**Texte extrait**
Yellowknife, Nord-Ouest du Canada, 2124. Les Etats-Unis ont détruit et envahi la majeure partie du pays, convoitant ses ressources en eau, les dernières de la planète. Seule survivante de sa famille, Ambre rejoint un groupe de résistants, canadiens comme elle, qui tente de préserver sa terre des mains de l'envahisseur. Mais comment résister face à une nation technologiquement bien plus évoluée ?


J'avoue que j'ai un peu le cul entre deux chaises. D'un côté, j'ai vraiment aimé la lecture de ce comics et j'aimerais en dire le plus de bien possible, et d'un autre côté, il a des faiblesses évidentes, qu'on ne peut pas ne pas souligner.


Commençons donc par les faiblesses : le pitch de Brian K. Vaughan est très bon sur le papier, mais à la lecture, il se révèle bien trop classique pour créer la moindre surprise. Le problème majeur de We stand on guard, c'est qu'il est trop court. L'exposition est excellente, et annonce le début d'une potentielle grande saga, qui sait prendre son temps pour présenter ses personnages et instaurer des enjeux puissants. Alors pourquoi tout faire tenir en un one shot de 140 planches ? Avec de tels enjeux, cela aurait mérité d'être largement plus développé...
Cela contraint Vaughan à effectuer des raccourcis scénaristiques très dommageables à l'intrigue, et l'empêche d'imaginer des rebondissements vraiment surprenants. Un petit gâchis à ce niveau-là, vraiment décevant. Vaughan sacrifie dès lors l'aspect géopolitique de son histoire, brossé de manière bien trop schématique. De l'autre côté, les personnages sont intéressants, mais répondent finalement à tous les clichés du genre, d'un politiquement correct trop visible pour être vraiment subtil : descendante d'immigrés, homosexuel bien viril comme il faut pour faire mentir les clichés, jeune canadienne prête à tout pour défendre son pays... Il y avait quelque chose à faire de ces personnages, mais pas en 140 pages aussi remplies.


Voilà pour les principales faiblesses du récit. Et pourtant, on ne peut pas dire que la lecture de ce comics ne soit pas agréable. Le pitch est donc sacrifié sur l'autel de l'efficacité narrative, mais il reste très intéressant. Cette idée de guerre entre les Etats-Unis et le Canada autour de l'or bleu donne lieu à une histoire très prenante, qui m'aura au moins appris que les USA avaient prévu un plan d'invasion de leur voisin du Nord dès... 1930, à l'époque où ils craignaient que le Canada ne s'allie à la Grande-Bretagne, dans une potentielle guerre contre eux. Je ne connaissais pas ces relations tendues entre les deux nations au XXe siècle, ça m'a donné envie d'en savoir plus sur cette étonnante page d'histoire.

**Extraits de données**

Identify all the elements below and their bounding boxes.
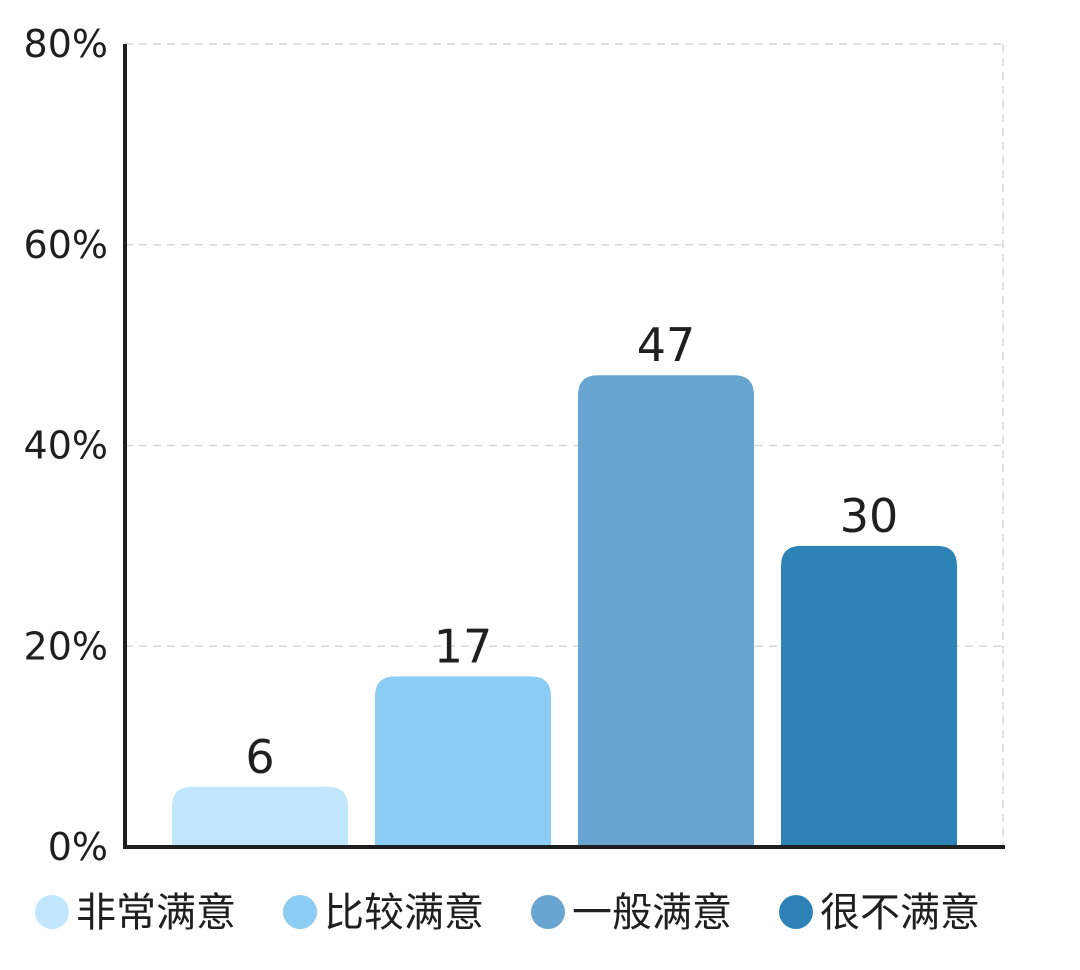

--

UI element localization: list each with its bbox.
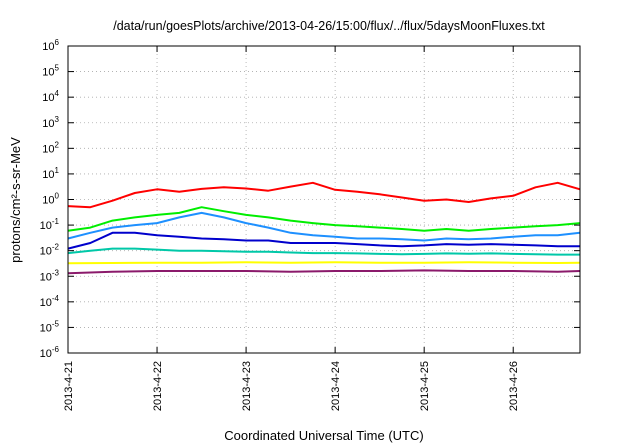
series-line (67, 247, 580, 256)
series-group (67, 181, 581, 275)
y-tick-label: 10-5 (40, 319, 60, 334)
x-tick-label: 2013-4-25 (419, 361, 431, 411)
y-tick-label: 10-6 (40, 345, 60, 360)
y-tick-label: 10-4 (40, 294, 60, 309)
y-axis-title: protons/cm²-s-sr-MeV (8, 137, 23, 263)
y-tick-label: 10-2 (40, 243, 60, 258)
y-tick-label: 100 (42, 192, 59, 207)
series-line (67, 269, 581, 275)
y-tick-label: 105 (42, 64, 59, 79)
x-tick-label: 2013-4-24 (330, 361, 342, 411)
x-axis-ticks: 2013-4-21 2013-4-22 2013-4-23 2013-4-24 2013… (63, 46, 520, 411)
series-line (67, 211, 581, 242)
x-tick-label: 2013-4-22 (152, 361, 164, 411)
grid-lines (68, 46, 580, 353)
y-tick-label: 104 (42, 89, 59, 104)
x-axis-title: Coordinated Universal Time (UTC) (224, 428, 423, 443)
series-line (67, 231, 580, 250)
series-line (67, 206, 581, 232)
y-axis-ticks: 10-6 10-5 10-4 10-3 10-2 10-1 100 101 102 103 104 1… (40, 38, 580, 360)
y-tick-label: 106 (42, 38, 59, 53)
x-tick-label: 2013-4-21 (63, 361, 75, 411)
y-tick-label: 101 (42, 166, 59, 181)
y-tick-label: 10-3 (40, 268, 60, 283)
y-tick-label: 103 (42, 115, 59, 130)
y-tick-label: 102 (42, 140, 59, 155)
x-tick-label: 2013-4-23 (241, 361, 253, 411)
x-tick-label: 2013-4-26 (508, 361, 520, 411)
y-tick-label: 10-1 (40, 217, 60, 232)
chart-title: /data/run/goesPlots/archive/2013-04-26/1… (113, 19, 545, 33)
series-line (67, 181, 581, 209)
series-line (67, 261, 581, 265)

**Tâche demandée**
D'après la critique de We stand on guard, à partir de quelle année les États-Unis avaient-ils prévu un plan d'invasion du Canada ? Les lignes ci-dessus n'entrent pas en jeu ici.

**Solution**
Dès 1930.